# What is asked:
Among the lines below, list those containing the string "doch".

# Dataset entries:

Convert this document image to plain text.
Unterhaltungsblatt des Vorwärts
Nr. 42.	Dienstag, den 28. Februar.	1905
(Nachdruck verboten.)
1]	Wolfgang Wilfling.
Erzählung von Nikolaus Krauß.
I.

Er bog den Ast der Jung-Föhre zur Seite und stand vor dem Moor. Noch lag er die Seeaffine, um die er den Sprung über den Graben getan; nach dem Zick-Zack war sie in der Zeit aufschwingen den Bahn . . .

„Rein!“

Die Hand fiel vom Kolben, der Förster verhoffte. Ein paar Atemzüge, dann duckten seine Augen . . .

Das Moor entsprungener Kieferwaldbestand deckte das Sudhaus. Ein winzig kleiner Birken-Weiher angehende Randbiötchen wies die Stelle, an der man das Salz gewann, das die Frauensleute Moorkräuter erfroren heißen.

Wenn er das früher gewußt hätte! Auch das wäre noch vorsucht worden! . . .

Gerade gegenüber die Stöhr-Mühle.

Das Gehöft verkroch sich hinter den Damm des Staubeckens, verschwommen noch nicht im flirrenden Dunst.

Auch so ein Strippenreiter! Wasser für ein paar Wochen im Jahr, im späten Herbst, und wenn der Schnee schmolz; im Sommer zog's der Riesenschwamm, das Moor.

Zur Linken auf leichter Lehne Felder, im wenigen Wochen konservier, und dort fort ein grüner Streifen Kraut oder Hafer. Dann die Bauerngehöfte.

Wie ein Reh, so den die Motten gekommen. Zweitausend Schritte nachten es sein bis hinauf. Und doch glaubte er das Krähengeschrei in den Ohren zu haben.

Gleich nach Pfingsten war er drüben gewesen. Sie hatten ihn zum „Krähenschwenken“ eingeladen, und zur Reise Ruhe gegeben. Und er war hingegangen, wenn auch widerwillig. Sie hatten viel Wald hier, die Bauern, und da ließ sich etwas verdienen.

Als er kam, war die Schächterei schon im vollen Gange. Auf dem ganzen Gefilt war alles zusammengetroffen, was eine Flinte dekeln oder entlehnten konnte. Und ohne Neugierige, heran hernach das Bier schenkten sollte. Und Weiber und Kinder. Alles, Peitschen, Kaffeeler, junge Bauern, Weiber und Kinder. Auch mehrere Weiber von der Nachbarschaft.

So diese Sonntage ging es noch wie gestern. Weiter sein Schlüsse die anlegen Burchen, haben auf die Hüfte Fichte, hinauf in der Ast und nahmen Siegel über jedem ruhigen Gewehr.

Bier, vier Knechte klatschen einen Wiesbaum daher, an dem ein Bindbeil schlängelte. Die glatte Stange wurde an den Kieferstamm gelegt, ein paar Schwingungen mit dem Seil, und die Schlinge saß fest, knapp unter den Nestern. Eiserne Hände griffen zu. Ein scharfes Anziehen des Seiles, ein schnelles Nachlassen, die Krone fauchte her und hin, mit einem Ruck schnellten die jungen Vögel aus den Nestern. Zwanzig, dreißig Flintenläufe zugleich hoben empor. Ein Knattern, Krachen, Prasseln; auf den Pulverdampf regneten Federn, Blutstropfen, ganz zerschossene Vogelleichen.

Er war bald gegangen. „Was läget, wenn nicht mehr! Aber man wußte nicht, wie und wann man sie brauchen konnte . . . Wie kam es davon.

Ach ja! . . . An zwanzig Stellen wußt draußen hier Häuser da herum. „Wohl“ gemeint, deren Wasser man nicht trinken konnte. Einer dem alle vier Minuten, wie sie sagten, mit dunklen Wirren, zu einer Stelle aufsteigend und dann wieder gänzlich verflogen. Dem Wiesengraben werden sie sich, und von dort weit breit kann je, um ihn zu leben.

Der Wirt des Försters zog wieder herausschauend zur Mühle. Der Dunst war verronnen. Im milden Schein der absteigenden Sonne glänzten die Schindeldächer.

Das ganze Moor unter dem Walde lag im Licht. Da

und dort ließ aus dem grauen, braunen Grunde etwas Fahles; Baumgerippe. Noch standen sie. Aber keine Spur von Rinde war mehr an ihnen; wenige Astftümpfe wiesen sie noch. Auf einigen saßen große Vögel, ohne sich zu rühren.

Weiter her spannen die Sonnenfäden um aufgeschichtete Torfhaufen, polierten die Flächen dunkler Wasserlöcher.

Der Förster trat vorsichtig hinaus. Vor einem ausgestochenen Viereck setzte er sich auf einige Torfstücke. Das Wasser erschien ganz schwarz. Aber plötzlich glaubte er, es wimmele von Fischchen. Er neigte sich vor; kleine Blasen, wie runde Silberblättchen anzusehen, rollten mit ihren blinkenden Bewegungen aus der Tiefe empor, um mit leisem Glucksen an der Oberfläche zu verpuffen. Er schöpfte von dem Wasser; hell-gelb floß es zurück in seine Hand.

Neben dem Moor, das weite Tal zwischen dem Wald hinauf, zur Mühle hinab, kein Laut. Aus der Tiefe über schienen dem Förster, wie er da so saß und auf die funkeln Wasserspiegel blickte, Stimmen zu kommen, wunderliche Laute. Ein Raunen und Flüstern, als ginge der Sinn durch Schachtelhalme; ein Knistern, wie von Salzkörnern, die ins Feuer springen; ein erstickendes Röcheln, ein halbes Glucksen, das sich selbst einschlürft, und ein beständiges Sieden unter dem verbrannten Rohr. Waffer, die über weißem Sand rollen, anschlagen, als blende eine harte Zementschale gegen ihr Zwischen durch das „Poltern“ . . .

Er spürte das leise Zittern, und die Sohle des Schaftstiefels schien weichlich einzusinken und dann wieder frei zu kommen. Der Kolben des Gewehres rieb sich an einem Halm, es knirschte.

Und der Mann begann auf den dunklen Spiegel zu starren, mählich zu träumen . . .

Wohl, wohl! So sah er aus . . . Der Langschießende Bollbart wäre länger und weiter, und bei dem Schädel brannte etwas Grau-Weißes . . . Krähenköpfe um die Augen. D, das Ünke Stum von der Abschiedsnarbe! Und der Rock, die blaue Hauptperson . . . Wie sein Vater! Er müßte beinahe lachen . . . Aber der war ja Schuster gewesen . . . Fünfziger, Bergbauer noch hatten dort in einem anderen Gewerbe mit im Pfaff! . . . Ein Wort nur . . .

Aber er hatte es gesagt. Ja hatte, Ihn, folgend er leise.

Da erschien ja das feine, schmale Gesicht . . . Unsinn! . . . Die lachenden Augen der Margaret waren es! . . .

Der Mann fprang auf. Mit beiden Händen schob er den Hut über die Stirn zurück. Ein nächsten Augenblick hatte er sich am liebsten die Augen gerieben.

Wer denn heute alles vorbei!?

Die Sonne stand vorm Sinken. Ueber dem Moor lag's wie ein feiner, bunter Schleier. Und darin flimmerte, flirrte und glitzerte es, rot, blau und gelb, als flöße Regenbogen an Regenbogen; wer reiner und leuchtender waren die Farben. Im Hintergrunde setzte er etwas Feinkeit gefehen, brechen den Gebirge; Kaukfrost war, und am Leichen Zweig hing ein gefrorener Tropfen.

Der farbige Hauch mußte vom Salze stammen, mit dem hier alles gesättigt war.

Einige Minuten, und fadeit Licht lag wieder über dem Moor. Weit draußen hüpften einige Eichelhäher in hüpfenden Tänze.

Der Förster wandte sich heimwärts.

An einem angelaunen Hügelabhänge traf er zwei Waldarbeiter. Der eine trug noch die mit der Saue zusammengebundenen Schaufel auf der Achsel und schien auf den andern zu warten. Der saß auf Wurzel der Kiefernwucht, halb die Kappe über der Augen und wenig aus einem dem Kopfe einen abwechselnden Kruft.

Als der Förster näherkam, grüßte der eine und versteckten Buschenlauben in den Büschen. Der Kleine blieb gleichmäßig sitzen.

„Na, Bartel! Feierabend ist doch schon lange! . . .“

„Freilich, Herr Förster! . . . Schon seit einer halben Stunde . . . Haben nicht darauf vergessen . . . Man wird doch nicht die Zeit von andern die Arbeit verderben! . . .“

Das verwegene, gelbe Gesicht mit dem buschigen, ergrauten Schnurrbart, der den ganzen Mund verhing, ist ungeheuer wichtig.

# Output for this exercise:
Wie ein Reh, so den die Motten gekommen. Zweitausend Schritte nachten es sein bis hinauf. Und doch glaubte er das Krähengeschrei in den Ohren zu haben.
„Na, Bartel! Feierabend ist doch schon lange! . . .“
„Freilich, Herr Förster! . . . Schon seit einer halben Stunde . . . Haben nicht darauf vergessen . . . Man wird doch nicht die Zeit von andern die Arbeit verderben! . . .“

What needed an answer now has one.